▶ **Petikan Teks**
PERAN SERTA MASYARAKAT

Posted: June 25, 2009 in Other Knowledgement

Istilah peran serta masyarakat mendominasi obrolan disegala bidang kehidupan masyarakat. Tidak hanya kalangan Lembaga Swadaya Masyarakat (LSM) dan aktivis-aktivis sosial lainnya, lembaga-lembaga internasional dan pemerintah Indonesia sendiri membicarakan dan menganalisis peran serta masyarakat, yang tidak jarang dengan bahasa dan versi yang masing-masing berbeda.
Begitu luasnya pengertian dan pemahaman peran serta masyarakat, sehingga menimbulkan beraneka ragam penafsiran, yang sering kali penafsiran pihak yang kuatlah yang timbul dan mereduksi peran serta yang bermakna (meaningfull participation).

▶ **Informasi Hasil Ekstraksi**
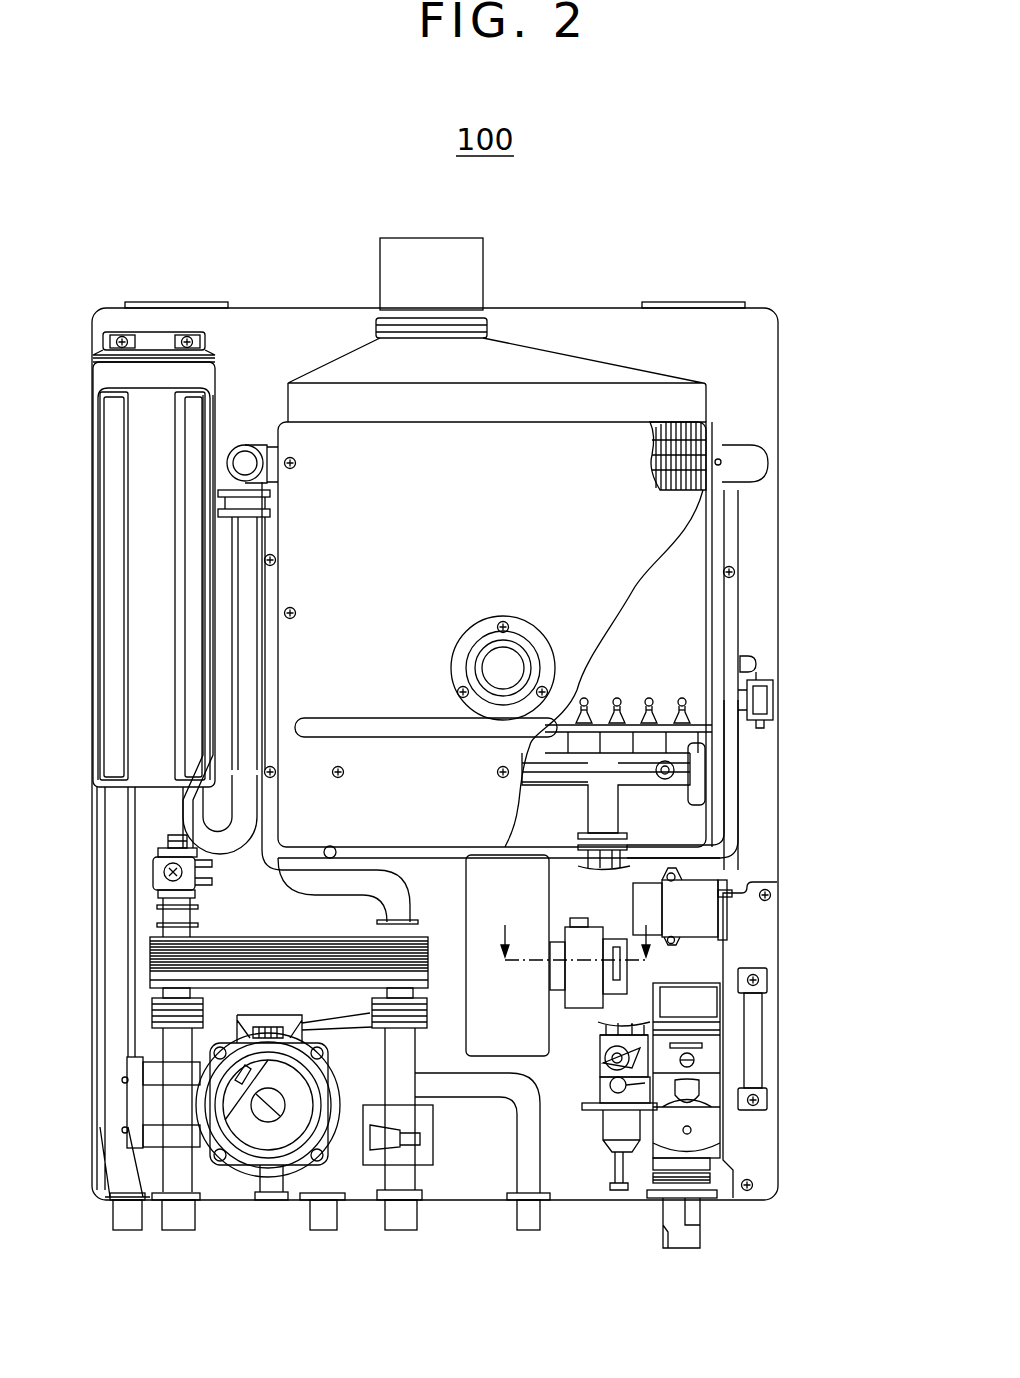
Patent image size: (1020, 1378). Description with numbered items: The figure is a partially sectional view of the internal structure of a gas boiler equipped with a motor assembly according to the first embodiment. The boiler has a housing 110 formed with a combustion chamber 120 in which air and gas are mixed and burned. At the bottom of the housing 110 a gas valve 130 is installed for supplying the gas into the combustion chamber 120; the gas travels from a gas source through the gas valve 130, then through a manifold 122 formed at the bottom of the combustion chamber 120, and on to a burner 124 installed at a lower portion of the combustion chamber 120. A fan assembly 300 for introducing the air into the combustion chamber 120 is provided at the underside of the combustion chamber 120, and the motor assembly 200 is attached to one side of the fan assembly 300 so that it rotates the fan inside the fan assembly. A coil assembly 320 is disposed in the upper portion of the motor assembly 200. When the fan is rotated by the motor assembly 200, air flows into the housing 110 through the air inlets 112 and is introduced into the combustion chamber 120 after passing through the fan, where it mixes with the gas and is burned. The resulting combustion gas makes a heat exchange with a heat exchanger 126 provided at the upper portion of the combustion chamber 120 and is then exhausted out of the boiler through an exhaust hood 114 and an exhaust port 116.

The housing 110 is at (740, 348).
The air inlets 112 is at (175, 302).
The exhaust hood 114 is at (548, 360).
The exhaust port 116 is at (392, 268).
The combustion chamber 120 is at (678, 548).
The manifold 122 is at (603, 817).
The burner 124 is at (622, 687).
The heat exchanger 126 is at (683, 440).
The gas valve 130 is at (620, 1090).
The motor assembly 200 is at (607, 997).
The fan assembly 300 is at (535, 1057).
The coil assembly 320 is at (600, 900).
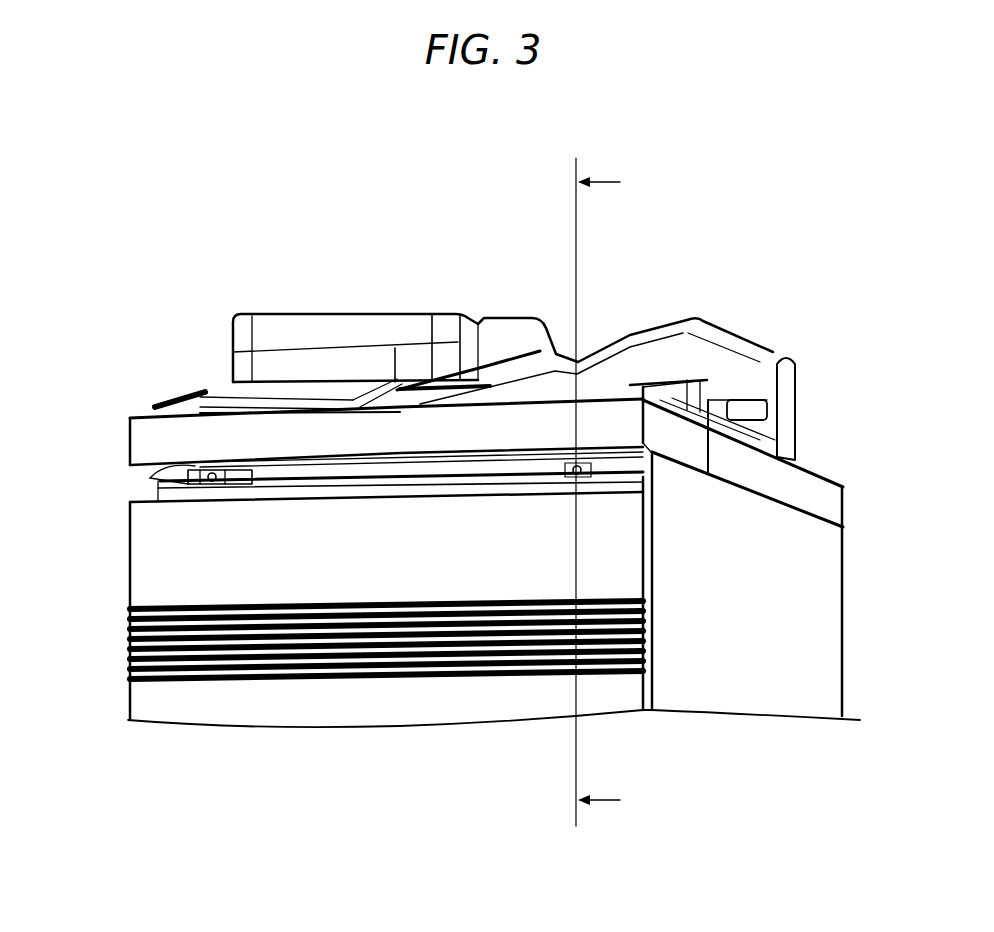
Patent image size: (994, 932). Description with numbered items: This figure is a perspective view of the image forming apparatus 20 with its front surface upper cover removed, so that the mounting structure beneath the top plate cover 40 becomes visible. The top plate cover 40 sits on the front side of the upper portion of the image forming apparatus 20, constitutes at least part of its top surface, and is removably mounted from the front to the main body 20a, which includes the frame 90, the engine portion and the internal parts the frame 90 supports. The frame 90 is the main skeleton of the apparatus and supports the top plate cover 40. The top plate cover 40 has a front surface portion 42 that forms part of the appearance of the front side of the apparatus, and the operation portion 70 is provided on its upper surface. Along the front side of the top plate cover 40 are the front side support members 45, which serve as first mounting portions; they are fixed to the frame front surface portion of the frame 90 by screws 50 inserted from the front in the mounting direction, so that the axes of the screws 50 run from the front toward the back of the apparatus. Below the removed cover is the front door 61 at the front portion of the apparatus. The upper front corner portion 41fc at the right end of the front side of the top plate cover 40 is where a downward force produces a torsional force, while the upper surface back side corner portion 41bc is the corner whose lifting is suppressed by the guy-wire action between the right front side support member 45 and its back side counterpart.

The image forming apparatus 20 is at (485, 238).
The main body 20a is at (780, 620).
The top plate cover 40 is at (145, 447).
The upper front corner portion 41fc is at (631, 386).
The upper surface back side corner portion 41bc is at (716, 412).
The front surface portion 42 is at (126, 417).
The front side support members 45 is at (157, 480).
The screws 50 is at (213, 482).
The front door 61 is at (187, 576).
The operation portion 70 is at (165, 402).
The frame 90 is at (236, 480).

* * *

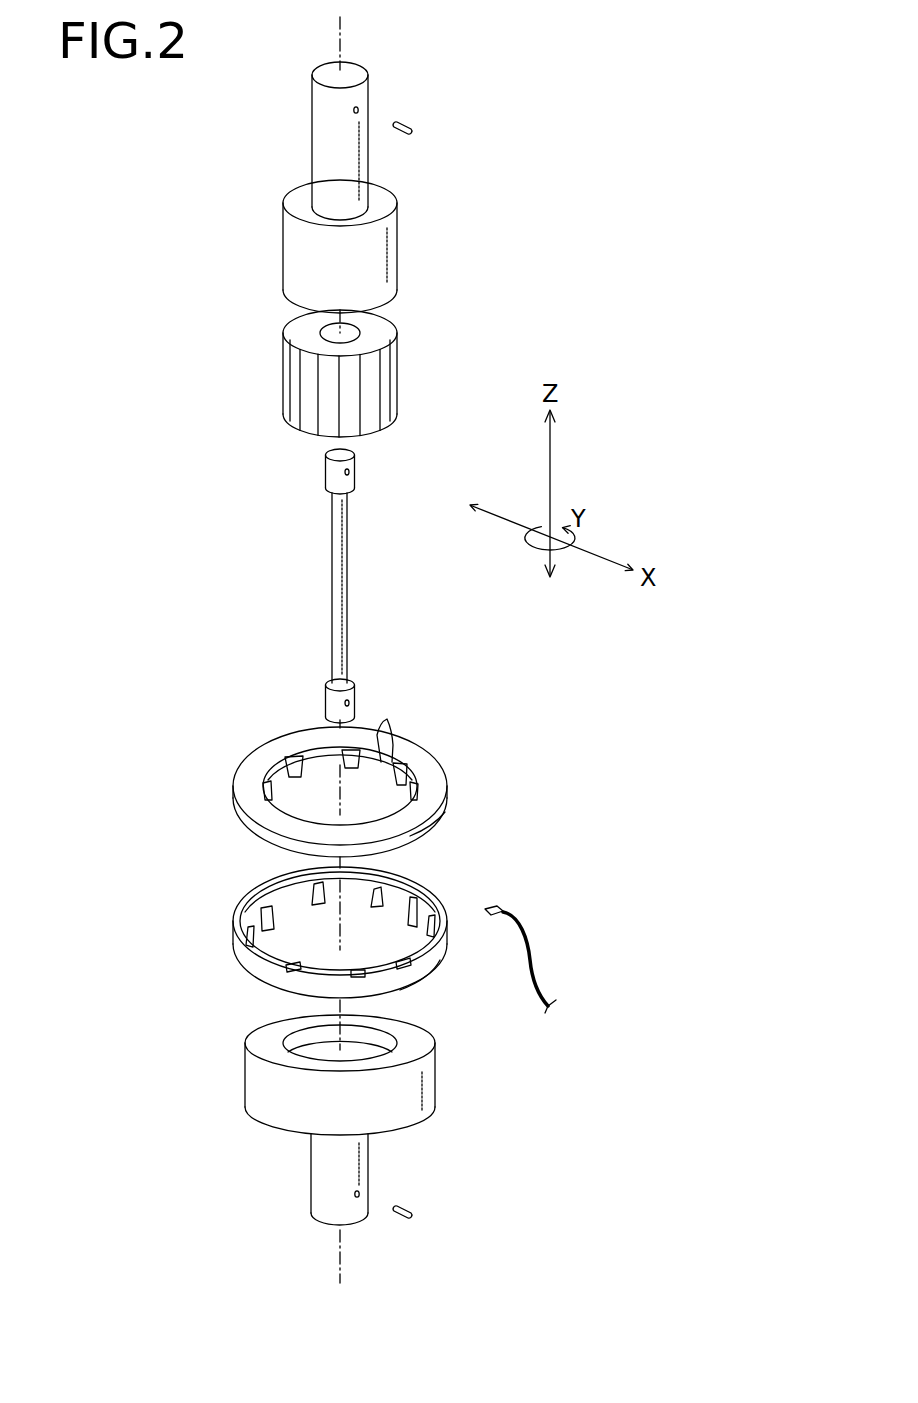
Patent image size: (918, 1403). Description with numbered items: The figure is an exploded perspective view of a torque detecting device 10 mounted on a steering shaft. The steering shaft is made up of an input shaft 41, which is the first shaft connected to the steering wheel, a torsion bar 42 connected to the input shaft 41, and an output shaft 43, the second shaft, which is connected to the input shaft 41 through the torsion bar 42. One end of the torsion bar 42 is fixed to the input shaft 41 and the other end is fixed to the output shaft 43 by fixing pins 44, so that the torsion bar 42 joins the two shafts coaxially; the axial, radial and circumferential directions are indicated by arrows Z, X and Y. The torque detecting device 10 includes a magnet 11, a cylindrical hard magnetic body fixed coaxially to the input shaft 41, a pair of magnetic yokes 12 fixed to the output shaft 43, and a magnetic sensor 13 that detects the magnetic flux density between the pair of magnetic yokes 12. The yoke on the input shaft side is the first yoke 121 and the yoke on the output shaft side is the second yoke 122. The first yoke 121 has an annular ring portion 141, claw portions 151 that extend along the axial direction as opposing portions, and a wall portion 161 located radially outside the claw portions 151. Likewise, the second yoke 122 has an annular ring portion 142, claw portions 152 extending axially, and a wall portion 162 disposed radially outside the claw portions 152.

▶ **Tujuan 1**
Menurut teks tentang peran serta masyarakat, selain LSM dan aktivis sosial lainnya, siapa lagi yang membicarakan dan menganalisis peran serta masyarakat?
▶ **Tujuan 2**
Salin ulang baris-baris catatan dari baris yang memuat "Patent image size: (1020, 1378)." sampai baris yang memuat "The coil assembly 320 is at (600, 900).", termasuk kedua baris itu.
Teks dan catatan ini diambil dari sumber yang berlainan.

▶ **Jawaban Tertulis 1**
Lembaga-lembaga internasional dan pemerintah Indonesia sendiri.

▶ **Jawaban Tertulis 2**
Patent image size: (1020, 1378). Description with numbered items: The figure is a partially sectional view of the internal structure of a gas boiler equipped with a motor assembly according to the first embodiment. The boiler has a housing 110 formed with a combustion chamber 120 in which air and gas are mixed and burned. At the bottom of the housing 110 a gas valve 130 is installed for supplying the gas into the combustion chamber 120; the gas travels from a gas source through the gas valve 130, then through a manifold 122 formed at the bottom of the combustion chamber 120, and on to a burner 124 installed at a lower portion of the combustion chamber 120. A fan assembly 300 for introducing the air into the combustion chamber 120 is provided at the underside of the combustion chamber 120, and the motor assembly 200 is attached to one side of the fan assembly 300 so that it rotates the fan inside the fan assembly. A coil assembly 320 is disposed in the upper portion of the motor assembly 200. When the fan is rotated by the motor assembly 200, air flows into the housing 110 through the air inlets 112 and is introduced into the combustion chamber 120 after passing through the fan, where it mixes with the gas and is burned. The resulting combustion gas makes a heat exchange with a heat exchanger 126 provided at the upper portion of the combustion chamber 120 and is then exhausted out of the boiler through an exhaust hood 114 and an exhaust port 116.

The housing 110 is at (740, 348).
The air inlets 112 is at (175, 302).
The exhaust hood 114 is at (548, 360).
The exhaust port 116 is at (392, 268).
The combustion chamber 120 is at (678, 548).
The manifold 122 is at (603, 817).
The burner 124 is at (622, 687).
The heat exchanger 126 is at (683, 440).
The gas valve 130 is at (620, 1090).
The motor assembly 200 is at (607, 997).
The fan assembly 300 is at (535, 1057).
The coil assembly 320 is at (600, 900).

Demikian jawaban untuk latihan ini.